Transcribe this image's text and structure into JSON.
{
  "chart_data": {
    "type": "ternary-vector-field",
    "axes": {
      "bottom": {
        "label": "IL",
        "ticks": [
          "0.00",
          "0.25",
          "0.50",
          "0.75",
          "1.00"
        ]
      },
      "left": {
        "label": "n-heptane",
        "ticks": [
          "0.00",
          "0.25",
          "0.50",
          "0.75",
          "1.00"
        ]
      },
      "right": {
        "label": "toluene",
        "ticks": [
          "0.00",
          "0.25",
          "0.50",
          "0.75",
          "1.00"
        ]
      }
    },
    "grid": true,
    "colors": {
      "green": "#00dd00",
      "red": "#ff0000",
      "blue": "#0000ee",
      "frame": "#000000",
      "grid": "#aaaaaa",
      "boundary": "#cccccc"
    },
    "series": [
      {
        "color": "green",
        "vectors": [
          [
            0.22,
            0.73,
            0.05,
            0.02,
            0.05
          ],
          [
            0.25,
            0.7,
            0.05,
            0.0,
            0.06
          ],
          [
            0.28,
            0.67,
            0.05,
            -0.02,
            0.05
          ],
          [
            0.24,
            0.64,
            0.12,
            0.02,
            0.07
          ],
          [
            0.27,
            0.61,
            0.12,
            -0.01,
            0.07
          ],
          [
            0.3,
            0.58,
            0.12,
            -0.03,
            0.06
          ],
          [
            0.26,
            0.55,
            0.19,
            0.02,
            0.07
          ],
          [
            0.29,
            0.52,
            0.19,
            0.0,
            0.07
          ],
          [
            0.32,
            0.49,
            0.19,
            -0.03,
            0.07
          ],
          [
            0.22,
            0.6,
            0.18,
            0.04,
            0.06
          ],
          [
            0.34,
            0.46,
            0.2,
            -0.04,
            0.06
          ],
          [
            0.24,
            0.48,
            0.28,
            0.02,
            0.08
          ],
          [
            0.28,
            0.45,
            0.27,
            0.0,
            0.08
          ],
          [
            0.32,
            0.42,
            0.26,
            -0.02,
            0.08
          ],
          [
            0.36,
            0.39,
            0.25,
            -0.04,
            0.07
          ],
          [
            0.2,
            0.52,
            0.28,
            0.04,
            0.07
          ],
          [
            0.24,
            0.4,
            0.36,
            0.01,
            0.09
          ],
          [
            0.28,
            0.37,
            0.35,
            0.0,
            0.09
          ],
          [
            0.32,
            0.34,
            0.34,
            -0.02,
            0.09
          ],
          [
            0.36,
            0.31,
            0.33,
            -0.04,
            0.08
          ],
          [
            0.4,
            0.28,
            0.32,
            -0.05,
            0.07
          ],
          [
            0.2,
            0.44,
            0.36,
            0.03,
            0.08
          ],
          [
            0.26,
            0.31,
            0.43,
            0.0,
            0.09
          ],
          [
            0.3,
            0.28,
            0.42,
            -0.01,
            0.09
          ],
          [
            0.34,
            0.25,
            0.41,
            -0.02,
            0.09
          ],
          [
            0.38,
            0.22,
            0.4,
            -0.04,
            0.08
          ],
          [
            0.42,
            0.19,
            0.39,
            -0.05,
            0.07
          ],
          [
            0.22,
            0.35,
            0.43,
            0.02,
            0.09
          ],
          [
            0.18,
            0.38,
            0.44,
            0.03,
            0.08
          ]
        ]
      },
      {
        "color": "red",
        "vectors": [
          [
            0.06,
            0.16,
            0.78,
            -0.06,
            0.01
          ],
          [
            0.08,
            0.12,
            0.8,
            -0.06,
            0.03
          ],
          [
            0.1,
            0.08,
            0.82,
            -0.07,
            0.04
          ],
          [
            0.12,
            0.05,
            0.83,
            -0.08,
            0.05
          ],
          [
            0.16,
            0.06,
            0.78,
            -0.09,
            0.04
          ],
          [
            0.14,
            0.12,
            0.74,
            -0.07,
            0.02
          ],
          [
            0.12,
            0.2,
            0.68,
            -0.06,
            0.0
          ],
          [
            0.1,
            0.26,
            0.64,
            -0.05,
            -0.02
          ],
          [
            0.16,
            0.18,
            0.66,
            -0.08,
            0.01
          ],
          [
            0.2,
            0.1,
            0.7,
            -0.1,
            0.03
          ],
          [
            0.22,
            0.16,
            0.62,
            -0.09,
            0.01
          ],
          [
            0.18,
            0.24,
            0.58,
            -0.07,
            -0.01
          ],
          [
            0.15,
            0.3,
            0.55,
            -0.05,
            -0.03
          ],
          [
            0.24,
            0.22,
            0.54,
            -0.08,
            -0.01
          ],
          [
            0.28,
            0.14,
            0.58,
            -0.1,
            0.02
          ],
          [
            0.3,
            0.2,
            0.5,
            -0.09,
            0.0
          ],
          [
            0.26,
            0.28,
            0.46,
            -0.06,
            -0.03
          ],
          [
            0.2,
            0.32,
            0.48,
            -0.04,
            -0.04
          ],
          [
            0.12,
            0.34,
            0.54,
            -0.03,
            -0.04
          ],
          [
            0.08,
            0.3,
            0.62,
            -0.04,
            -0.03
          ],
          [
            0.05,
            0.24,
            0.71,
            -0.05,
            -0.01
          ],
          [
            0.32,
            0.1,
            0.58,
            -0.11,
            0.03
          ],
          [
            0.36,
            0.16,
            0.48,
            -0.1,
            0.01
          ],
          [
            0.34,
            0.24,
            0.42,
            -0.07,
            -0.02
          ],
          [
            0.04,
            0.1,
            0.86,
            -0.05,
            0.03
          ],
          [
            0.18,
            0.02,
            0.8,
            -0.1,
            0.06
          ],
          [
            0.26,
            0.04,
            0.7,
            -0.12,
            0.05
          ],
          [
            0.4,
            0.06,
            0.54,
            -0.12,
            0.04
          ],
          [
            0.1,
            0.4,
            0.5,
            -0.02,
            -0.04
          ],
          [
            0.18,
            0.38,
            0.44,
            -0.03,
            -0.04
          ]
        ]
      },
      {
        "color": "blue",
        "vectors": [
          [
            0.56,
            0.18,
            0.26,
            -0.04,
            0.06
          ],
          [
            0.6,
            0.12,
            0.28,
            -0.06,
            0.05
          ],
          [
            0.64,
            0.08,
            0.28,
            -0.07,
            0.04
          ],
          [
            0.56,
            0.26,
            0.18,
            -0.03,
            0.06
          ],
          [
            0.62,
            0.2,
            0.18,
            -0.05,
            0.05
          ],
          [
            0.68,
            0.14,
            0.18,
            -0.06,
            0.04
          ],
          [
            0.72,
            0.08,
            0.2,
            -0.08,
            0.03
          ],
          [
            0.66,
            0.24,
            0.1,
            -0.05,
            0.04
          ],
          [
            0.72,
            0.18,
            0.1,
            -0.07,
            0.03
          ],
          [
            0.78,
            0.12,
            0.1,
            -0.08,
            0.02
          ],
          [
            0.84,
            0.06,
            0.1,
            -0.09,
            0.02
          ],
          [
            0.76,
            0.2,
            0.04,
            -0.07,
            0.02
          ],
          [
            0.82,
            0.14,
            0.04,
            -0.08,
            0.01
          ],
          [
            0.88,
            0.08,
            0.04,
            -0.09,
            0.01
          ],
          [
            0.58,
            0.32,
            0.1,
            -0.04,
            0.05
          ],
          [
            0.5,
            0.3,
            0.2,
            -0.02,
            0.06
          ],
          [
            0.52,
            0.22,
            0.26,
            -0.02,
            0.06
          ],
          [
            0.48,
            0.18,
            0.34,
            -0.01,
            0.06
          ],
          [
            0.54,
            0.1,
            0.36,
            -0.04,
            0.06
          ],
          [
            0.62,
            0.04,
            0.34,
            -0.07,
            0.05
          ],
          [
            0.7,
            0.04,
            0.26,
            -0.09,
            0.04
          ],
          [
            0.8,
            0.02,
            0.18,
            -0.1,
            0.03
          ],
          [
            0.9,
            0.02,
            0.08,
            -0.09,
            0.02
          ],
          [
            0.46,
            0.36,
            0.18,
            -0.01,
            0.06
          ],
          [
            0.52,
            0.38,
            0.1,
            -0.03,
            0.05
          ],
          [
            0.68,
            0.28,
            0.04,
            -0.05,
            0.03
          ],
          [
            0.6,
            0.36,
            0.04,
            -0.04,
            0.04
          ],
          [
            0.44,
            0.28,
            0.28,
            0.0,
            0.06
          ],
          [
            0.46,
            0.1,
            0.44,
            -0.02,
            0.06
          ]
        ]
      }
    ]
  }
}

§ **WORK TO DO**
Pull every line holding "label" out of the records.

§ **RESPONSE TO THIS EXERCISE**
        "label": "IL",
        "label": "n-heptane",
        "label": "toluene",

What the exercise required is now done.